▶ _EXERCISE TASK_:
Note each line of the listing that contains the string "followed", and copy it.

┌──

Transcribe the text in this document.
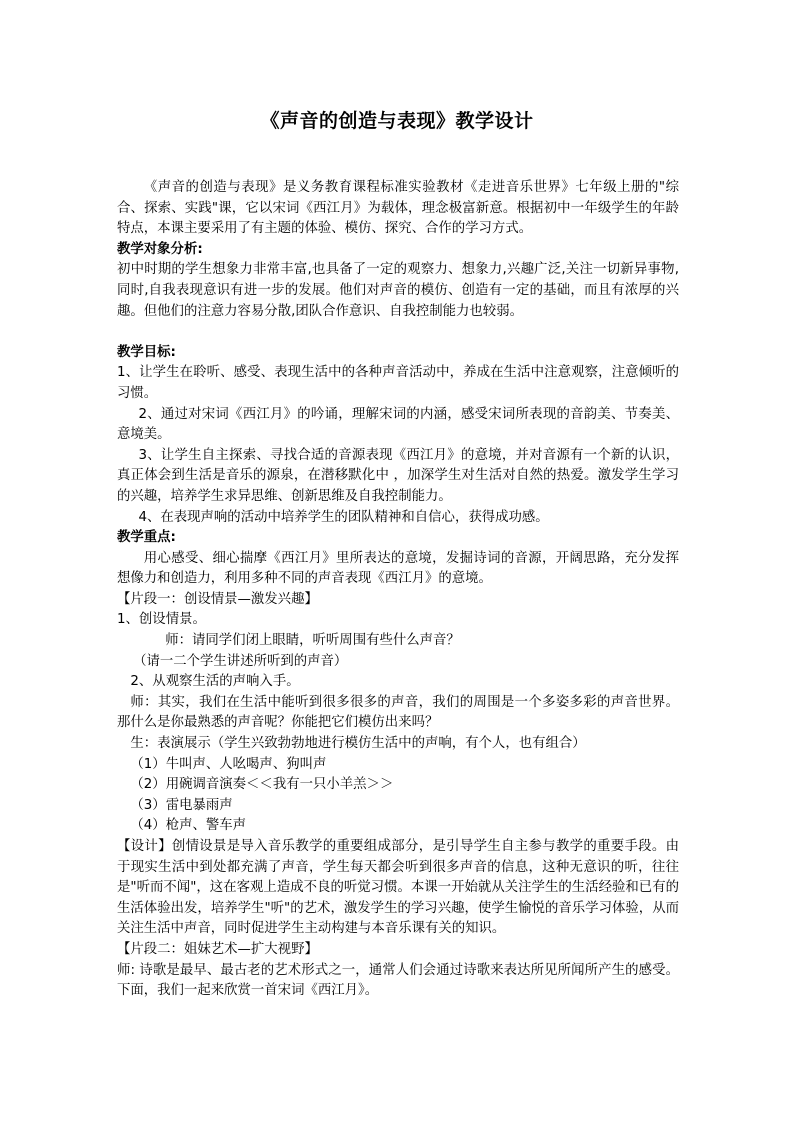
《声音的创造与表现》教学设计

《声音的创造与表现》是义务教育课程标准实验教材《走进音乐世界》七年级上册的"综合、探索、实践"课，它以宋词《西江月》为载体，理念极富新意。根据初中一年级学生的年龄特点，本课主要采用了有主题的体验、模仿、探究、合作的学习方式。

教学对象分析:

初中时期的学生想象力非常丰富,也具备了一定的观察力、想象力,兴趣广泛,关注一切新异事物,同时,自我表现意识有进一步的发展。他们对声音的模仿、创造有一定的基础，而且有浓厚的兴趣。但他们的注意力容易分散,团队合作意识、自我控制能力也较弱。

教学目标:

1、让学生在聆听、感受、表现生活中的各种声音活动中，养成在生活中注意观察，注意倾听的习惯。

2、通过对宋词《西江月》的吟诵，理解宋词的内涵，感受宋词所表现的音韵美、节奏美、意境美。

3、让学生自主探索、寻找合适的音源表现《西江月》的意境，并对音源有一个新的认识，真正体会到生活是音乐的源泉，在潜移默化中 ，加深学生对生活对自然的热爱。激发学生学习的兴趣，培养学生求异思维、创新思维及自我控制能力。

4、在表现声响的活动中培养学生的团队精神和自信心，获得成功感。

教学重点:

用心感受、细心揣摩《西江月》里所表达的意境，发掘诗词的音源，开阔思路，充分发挥想像力和创造力，利用多种不同的声音表现《西江月》的意境。

【片段一：创设情景—激发兴趣】

1、创设情景。

师：请同学们闭上眼睛，听听周围有些什么声音？

（请一二个学生讲述所听到的声音）

2、从观察生活的声响入手。

师：其实，我们在生活中能听到很多很多的声音，我们的周围是一个多姿多彩的声音世界。那什么是你最熟悉的声音呢？你能把它们模仿出来吗？

生：表演展示（学生兴致勃勃地进行模仿生活中的声响，有个人，也有组合）

（1）牛叫声、人吆喝声、狗叫声

（2）用碗调音演奏＜＜我有一只小羊羔＞＞

（3）雷电暴雨声

（4）枪声、警车声

【设计】创情设景是导入音乐教学的重要组成部分，是引导学生自主参与教学的重要手段。由于现实生活中到处都充满了声音，学生每天都会听到很多声音的信息，这种无意识的听，往往是"听而不闻"，这在客观上造成不良的听觉习惯。本课一开始就从关注学生的生活经验和已有的生活体验出发，培养学生"听"的艺术，激发学生的学习兴趣，使学生愉悦的音乐学习体验，从而关注生活中声音，同时促进学生主动构建与本音乐课有关的知识。

【片段二：姐妹艺术—扩大视野】

师: 诗歌是最早、最古老的艺术形式之一，通常人们会通过诗歌来表达所见所闻所产生的感受。下面，我们一起来欣赏一首宋词《西江月》。
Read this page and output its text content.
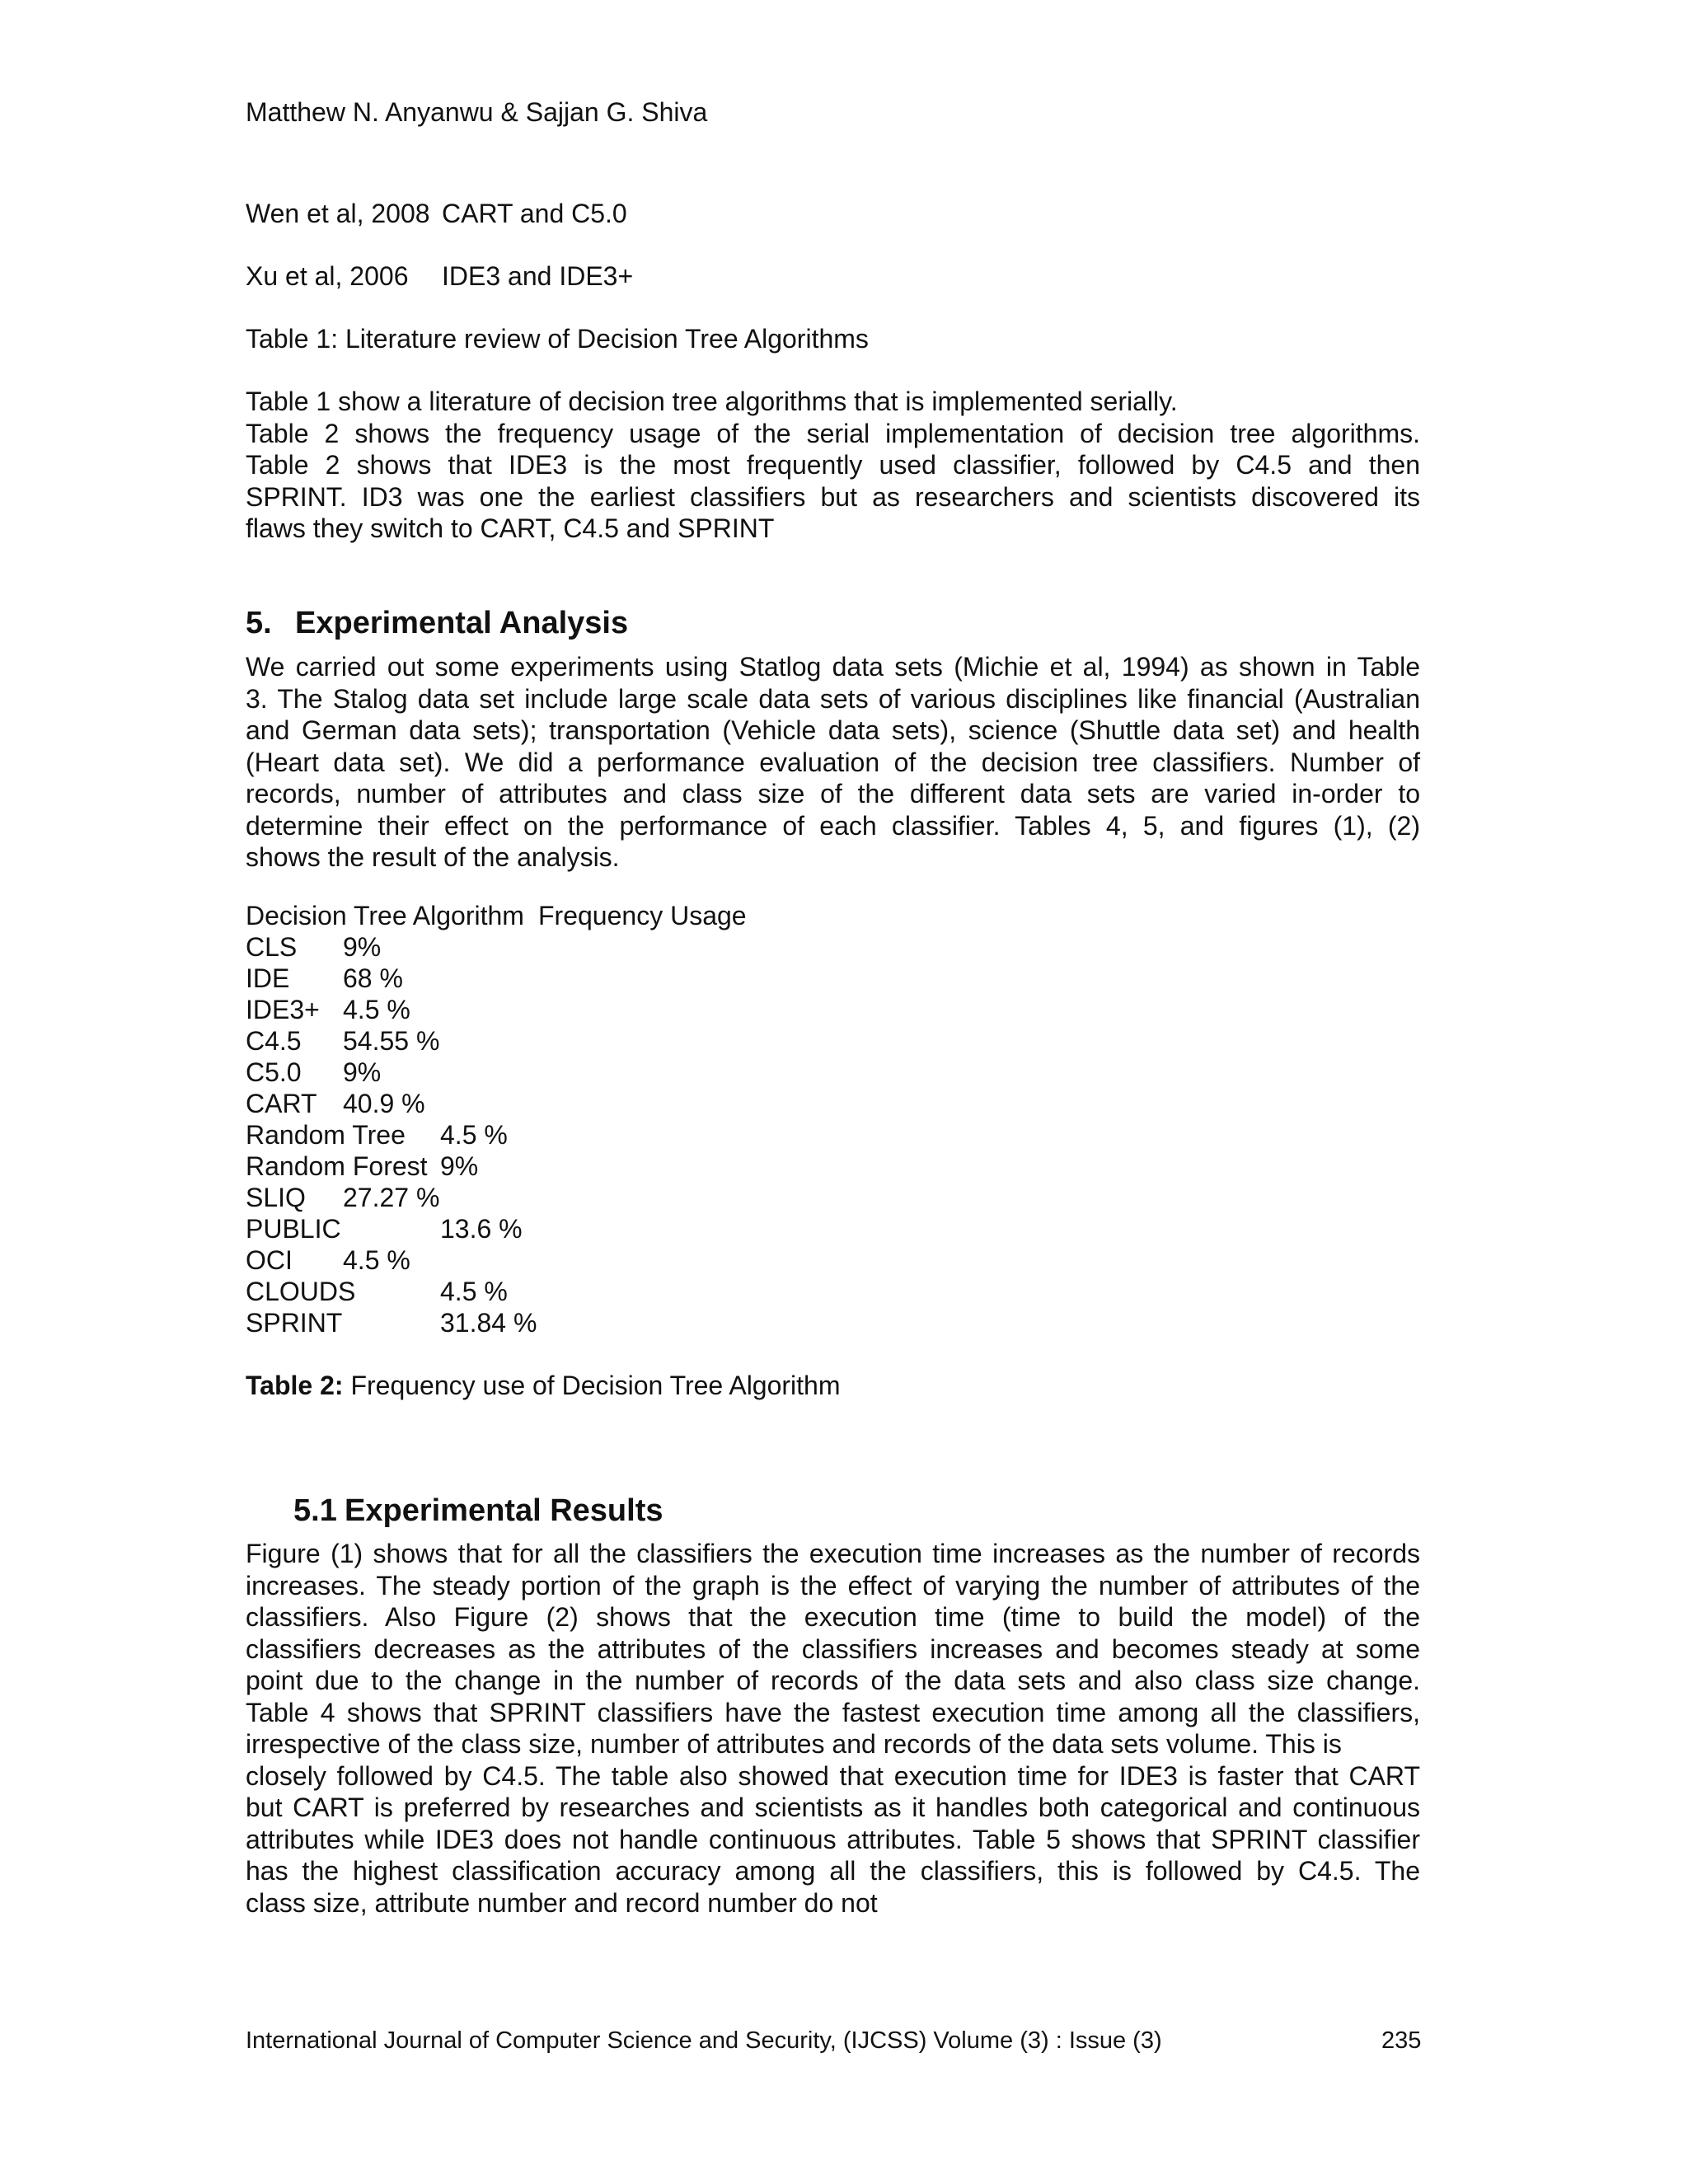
Matthew N. Anyanwu & Sajjan G. Shiva
Wen et al, 2008 CART and C5.0
Xu et al, 2006 IDE3 and IDE3+
Table 1: Literature review of Decision Tree Algorithms
Table 1 show a literature of decision tree algorithms that is implemented serially.
Table 2 shows the frequency usage of the serial implementation of decision tree algorithms.
Table 2 shows that IDE3 is the most frequently used classifier, followed by C4.5 and then
SPRINT. ID3 was one the earliest classifiers but as researchers and scientists discovered its
flaws they switch to CART, C4.5 and SPRINT
5. Experimental Analysis
We carried out some experiments using Statlog data sets (Michie et al, 1994) as shown in Table
3. The Stalog data set include large scale data sets of various disciplines like financial (Australian
and German data sets); transportation (Vehicle data sets), science (Shuttle data set) and health
(Heart data set). We did a performance evaluation of the decision tree classifiers. Number of
records, number of attributes and class size of the different data sets are varied in-order to
determine their effect on the performance of each classifier. Tables 4, 5, and figures (1), (2)
shows the result of the analysis.
Decision Tree Algorithm Frequency Usage
CLS 9%
IDE 68 %
IDE3+ 4.5 %
C4.5 54.55 %
C5.0 9%
CART 40.9 %
Random Tree 4.5 %
Random Forest 9%
SLIQ 27.27 %
PUBLIC	13.6 %
OCI 4.5 %
CLOUDS	4.5 %
SPRINT	31.84 %
Table 2: Frequency use of Decision Tree Algorithm
5.1 Experimental Results
Figure (1) shows that for all the classifiers the execution time increases as the number of records
increases. The steady portion of the graph is the effect of varying the number of attributes of the
classifiers. Also Figure (2) shows that the execution time (time to build the model) of the
classifiers decreases as the attributes of the classifiers increases and becomes steady at some
point due to the change in the number of records of the data sets and also class size change.
Table 4 shows that SPRINT classifiers have the fastest execution time among all the classifiers,
irrespective of the class size, number of attributes and records of the data sets volume. This is
closely followed by C4.5. The table also showed that execution time for IDE3 is faster that CART
but CART is preferred by researches and scientists as it handles both categorical and continuous
attributes while IDE3 does not handle continuous attributes. Table 5 shows that SPRINT classifier
has the highest classification accuracy among all the classifiers, this is followed by C4.5. The
class size, attribute number and record number do not
International Journal of Computer Science and Security, (IJCSS) Volume (3) : Issue (3)	235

└──

▶ _WRITTEN ANSWER_:
Table 2 shows that IDE3 is the most frequently used classifier, followed by C4.5 and then
closely followed by C4.5. The table also showed that execution time for IDE3 is faster that CART
has the highest classification accuracy among all the classifiers, this is followed by C4.5. The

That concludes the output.